My understanding is that after the wars it was accepted that the completely unequal society wasn’t viable. Partly because, morally, it was understood that what was done after WW1 was unacceptable, where men who’d risked their lives over years of service, some being wounded or damaged, would come home & be made to stand in a queue for hours in the hope of a labouring job. More importantly, however, it was accepted that there was a v real risk of revolution at a time when Communist parties were enjoying electoral success throughout Europe.
Hence there was a general agreement to the Welfare State &, from 1946-1979 it was agreed. The only difference from Tory to Labour was tinkering… how much should be taken from the rich for the poor etc. Waugh fumed in ‘Brideshead revisited’.
That all changed with Thatcher & its remained changed. Partly, I think, because of the influence of the “economics nerds” who dominate a lot of discussion & really shouldn’t because they know nothing of life outside an Economics textbook. Their economics doesn’t see an efficiency in a transfer of wealth from rich to poor, morality can’t be built into an algorithm & hence must be ignored as irrelevant, the threat of revolution is dismissed as minimal. From their perspective, there is NO reason for the rich not to own everything & for the poor to return to their position at the beginning of the industrial revolution when a man made but 3 journeys: work to home, home to work, home to grave.
How can plutonomy be compatible with democracy? Nobody has an answer to this question and yet so many so-called ‘democrats’ embrace the former with all the enthusiasm in the world. It’s sickening.
Goodness knows what Ed M is doing or thinks he’s doing, but my view is the Tories laid a trap, and he didn’t just fall into it – he ran headlong into it!

> _Source data_:
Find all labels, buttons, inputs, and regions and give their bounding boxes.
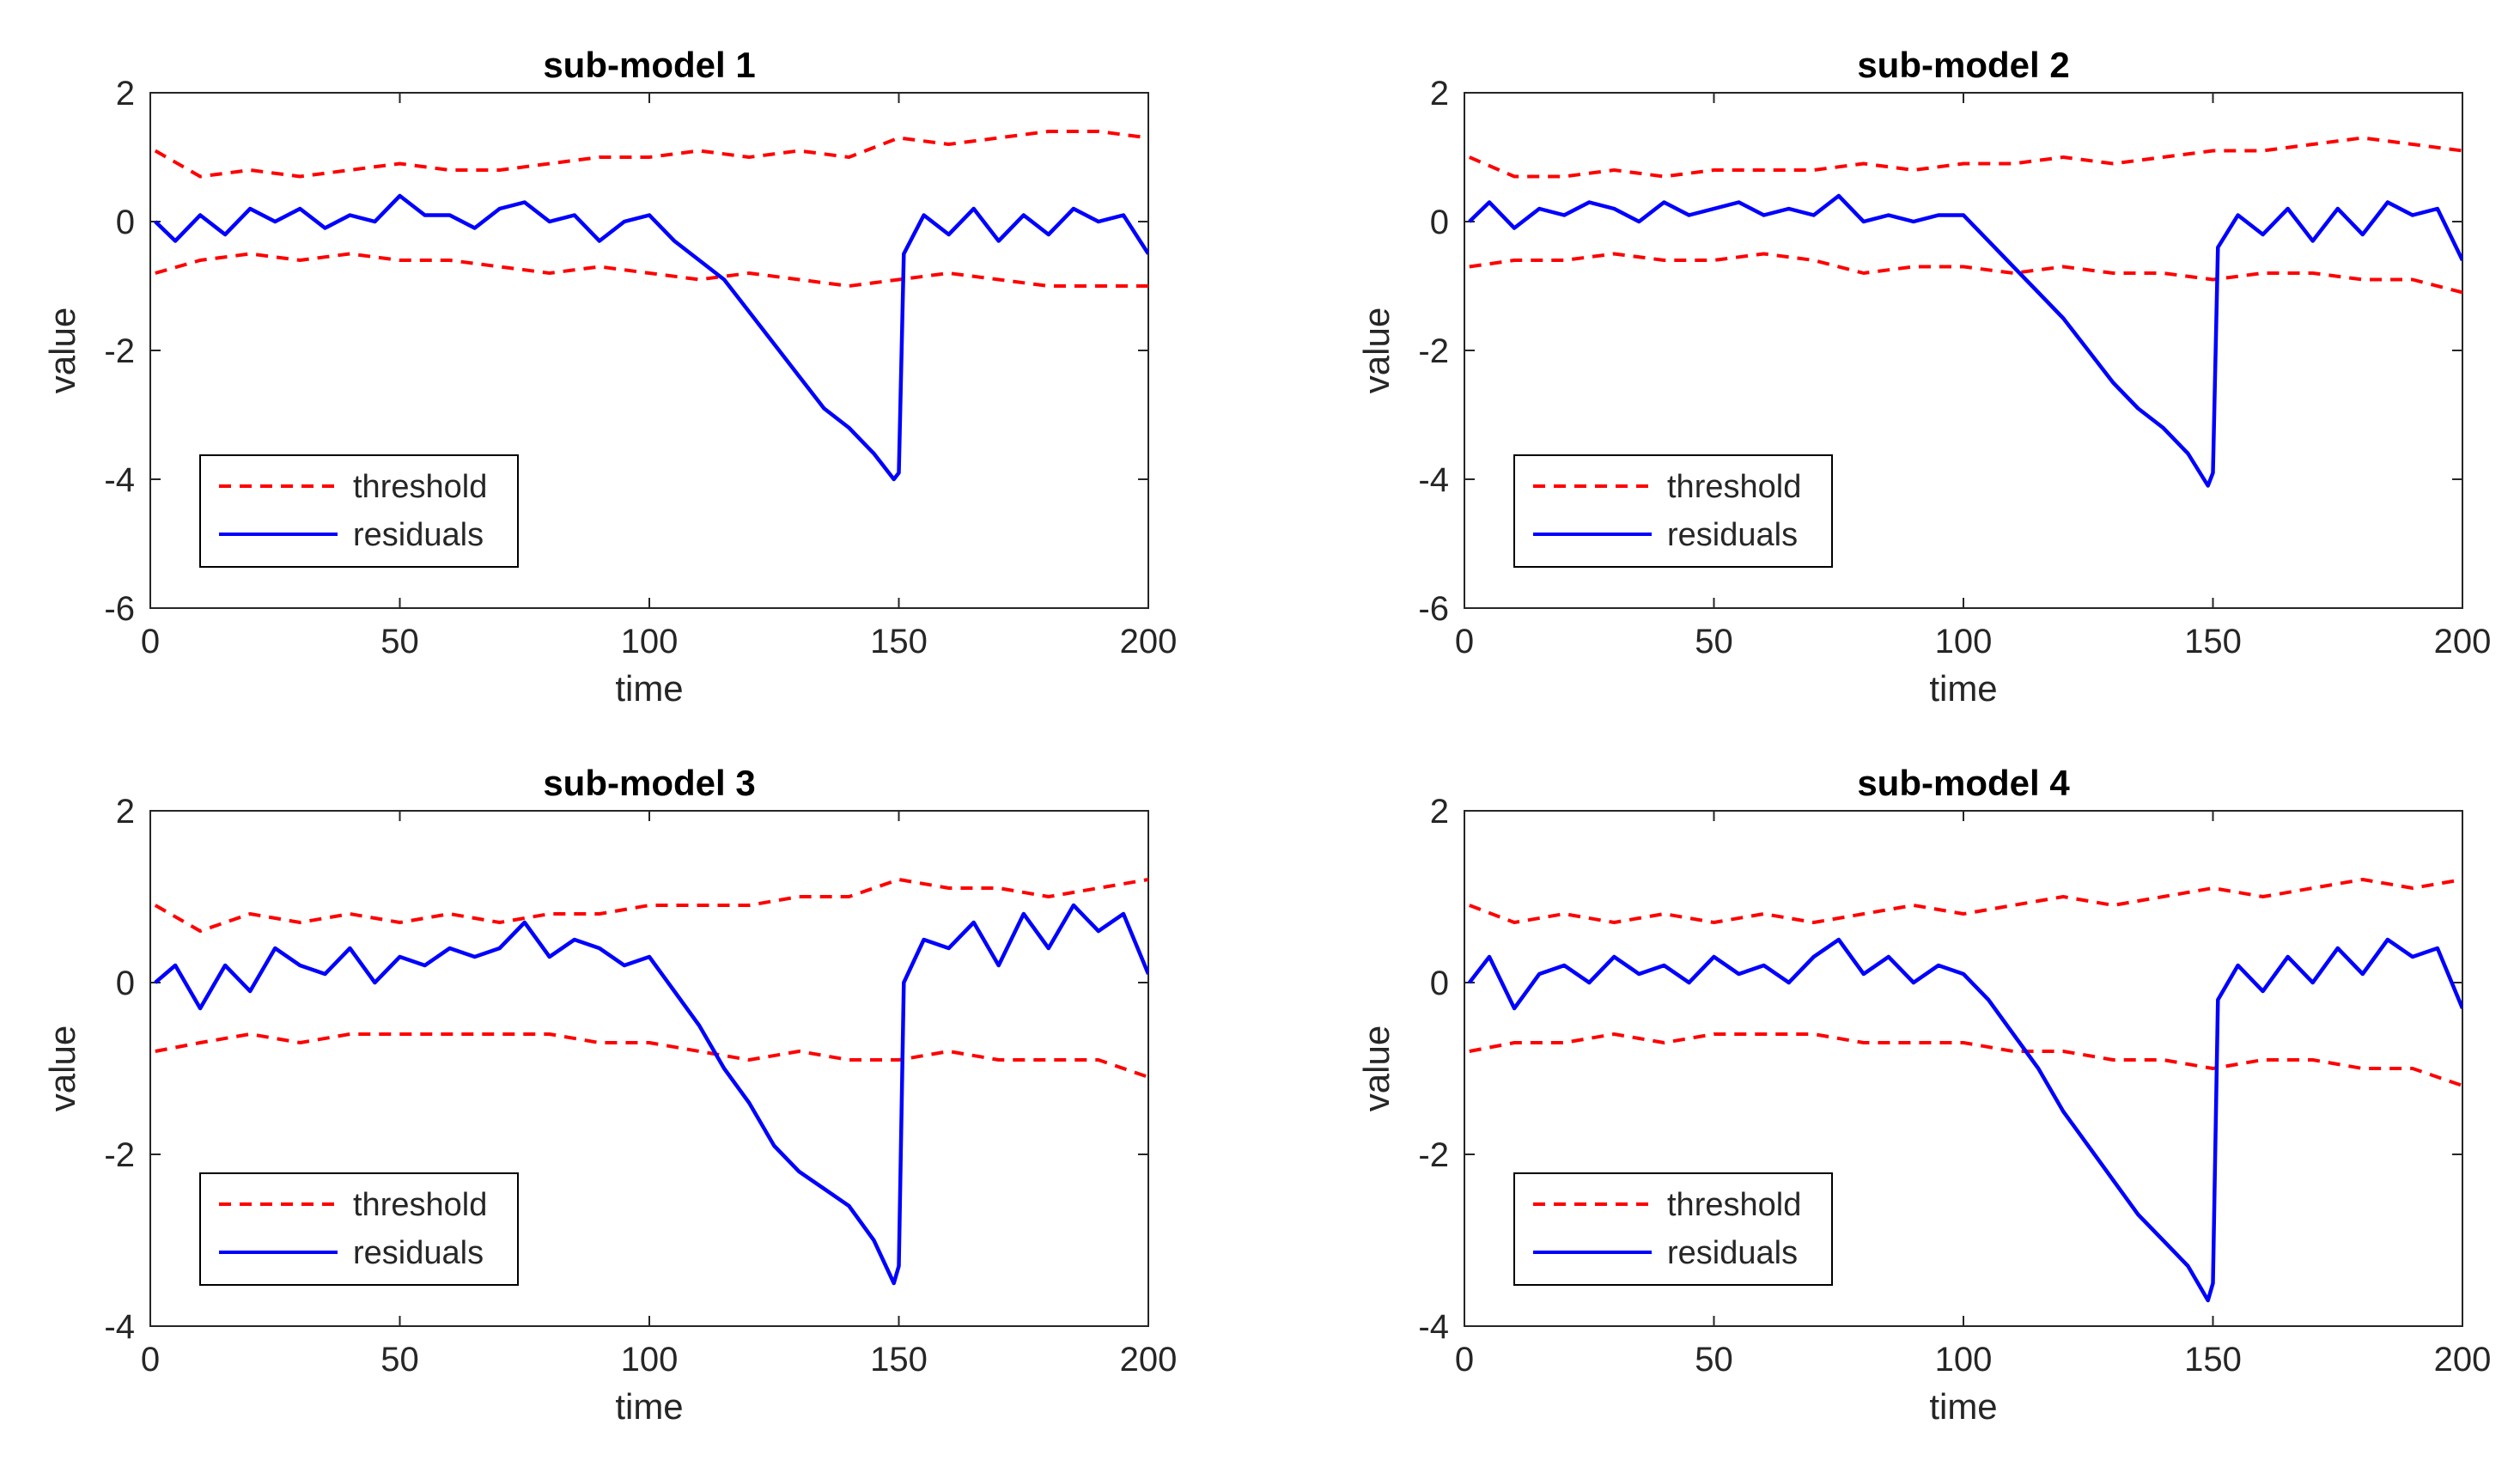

> _Task_: Write what comes next in the comment about Britain's postwar welfare consensus and its end under Thatcher, picking up after its final sentence.

> _Response to the task_:
Instead of turning round and attacking the way the Tories have taken Danegeld from some odious business magnates, and in return put them in the Lords in the Cabinet, and passed the legislation their tainted money purchased for them, in stark contrast to the democratic basis of the money from the Unions – all subject to Conference voting, and individual member choice – Ed blunders and blusters, dancing to the corrupt tune of Progress and the Blairites, who ALWAYS wanted to sever the link.
A Labour Party without the Unions isn’t Hamlet without the ghost – it’s Hamlet without either the ghost OR Hamlet – to quote another Shakespeare play “a tale of sound and fury signifying nothing”. Hamlet needs both Prince and ghost to drive forward the drama and meaning of the play. So it is with Labour and the Unions – an essential dramatic interplay, driving forward progress (usually in a different direction fron the neo-liberal Progress).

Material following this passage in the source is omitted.